>> begin Extracted material
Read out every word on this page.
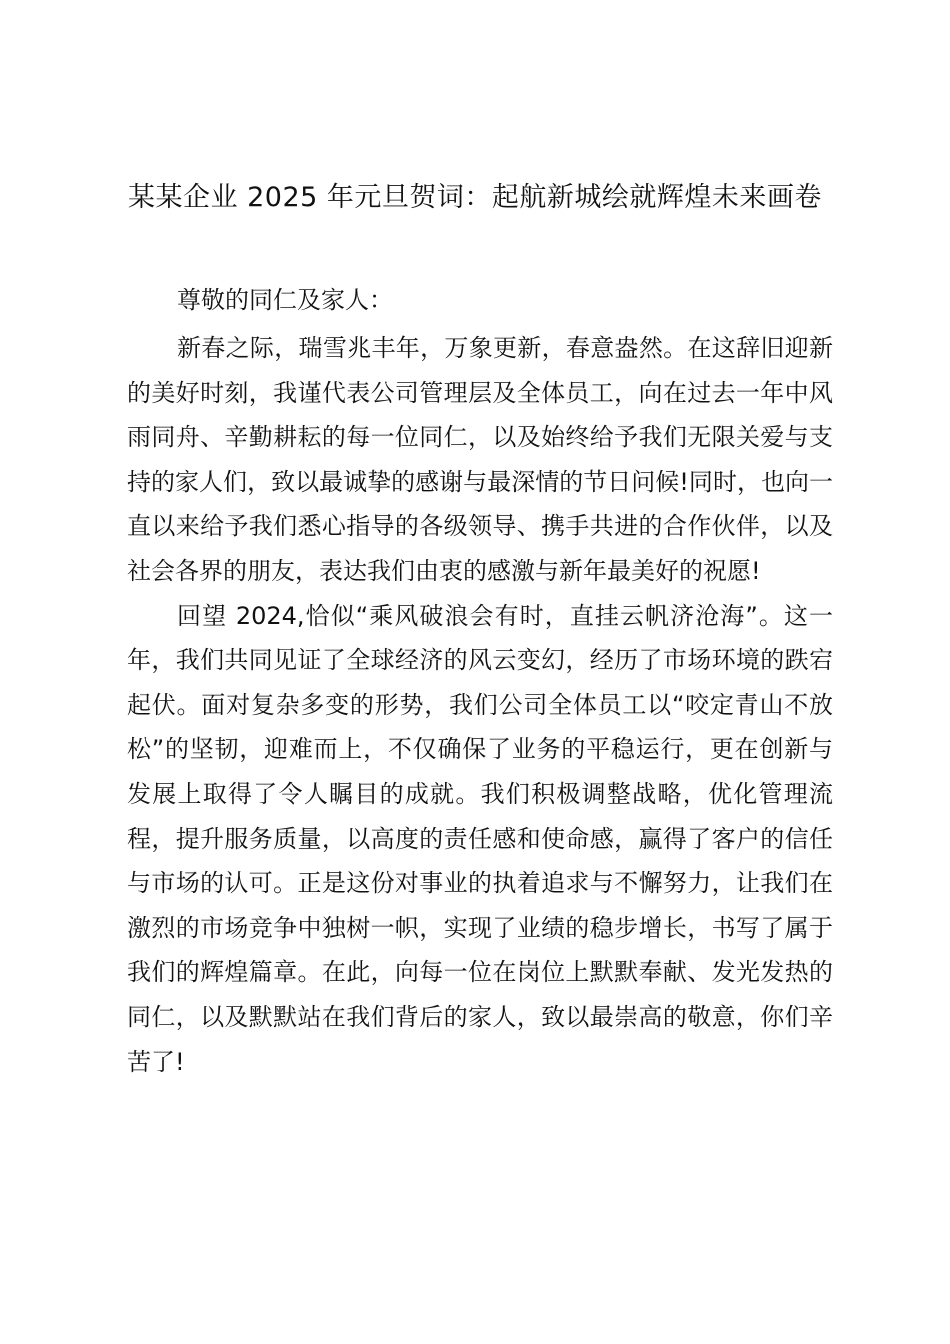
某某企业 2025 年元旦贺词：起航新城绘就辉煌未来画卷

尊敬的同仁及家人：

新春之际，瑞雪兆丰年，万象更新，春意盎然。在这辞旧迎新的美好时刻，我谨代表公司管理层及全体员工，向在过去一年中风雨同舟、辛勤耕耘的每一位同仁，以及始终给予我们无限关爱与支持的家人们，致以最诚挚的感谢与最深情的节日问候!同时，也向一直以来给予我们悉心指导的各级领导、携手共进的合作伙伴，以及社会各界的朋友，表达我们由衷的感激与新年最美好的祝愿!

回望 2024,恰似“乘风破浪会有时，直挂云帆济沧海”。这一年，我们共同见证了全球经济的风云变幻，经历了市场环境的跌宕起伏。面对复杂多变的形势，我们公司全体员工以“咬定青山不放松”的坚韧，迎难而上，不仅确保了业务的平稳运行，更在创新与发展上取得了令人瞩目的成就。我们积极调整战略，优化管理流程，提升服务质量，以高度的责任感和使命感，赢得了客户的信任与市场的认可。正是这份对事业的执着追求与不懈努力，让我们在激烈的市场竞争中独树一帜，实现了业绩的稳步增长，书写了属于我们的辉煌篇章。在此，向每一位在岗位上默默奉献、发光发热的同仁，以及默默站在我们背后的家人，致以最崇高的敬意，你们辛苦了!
>> end Extracted material
Given instruction => Extract all the data above exactly, excluding every picture.

Written solution =>
Read out every word on this page.
某某企业 2025 年元旦贺词：起航新城绘就辉煌未来画卷

尊敬的同仁及家人：

新春之际，瑞雪兆丰年，万象更新，春意盎然。在这辞旧迎新的美好时刻，我谨代表公司管理层及全体员工，向在过去一年中风雨同舟、辛勤耕耘的每一位同仁，以及始终给予我们无限关爱与支持的家人们，致以最诚挚的感谢与最深情的节日问候!同时，也向一直以来给予我们悉心指导的各级领导、携手共进的合作伙伴，以及社会各界的朋友，表达我们由衷的感激与新年最美好的祝愿!

回望 2024,恰似“乘风破浪会有时，直挂云帆济沧海”。这一年，我们共同见证了全球经济的风云变幻，经历了市场环境的跌宕起伏。面对复杂多变的形势，我们公司全体员工以“咬定青山不放松”的坚韧，迎难而上，不仅确保了业务的平稳运行，更在创新与发展上取得了令人瞩目的成就。我们积极调整战略，优化管理流程，提升服务质量，以高度的责任感和使命感，赢得了客户的信任与市场的认可。正是这份对事业的执着追求与不懈努力，让我们在激烈的市场竞争中独树一帜，实现了业绩的稳步增长，书写了属于我们的辉煌篇章。在此，向每一位在岗位上默默奉献、发光发热的同仁，以及默默站在我们背后的家人，致以最崇高的敬意，你们辛苦了!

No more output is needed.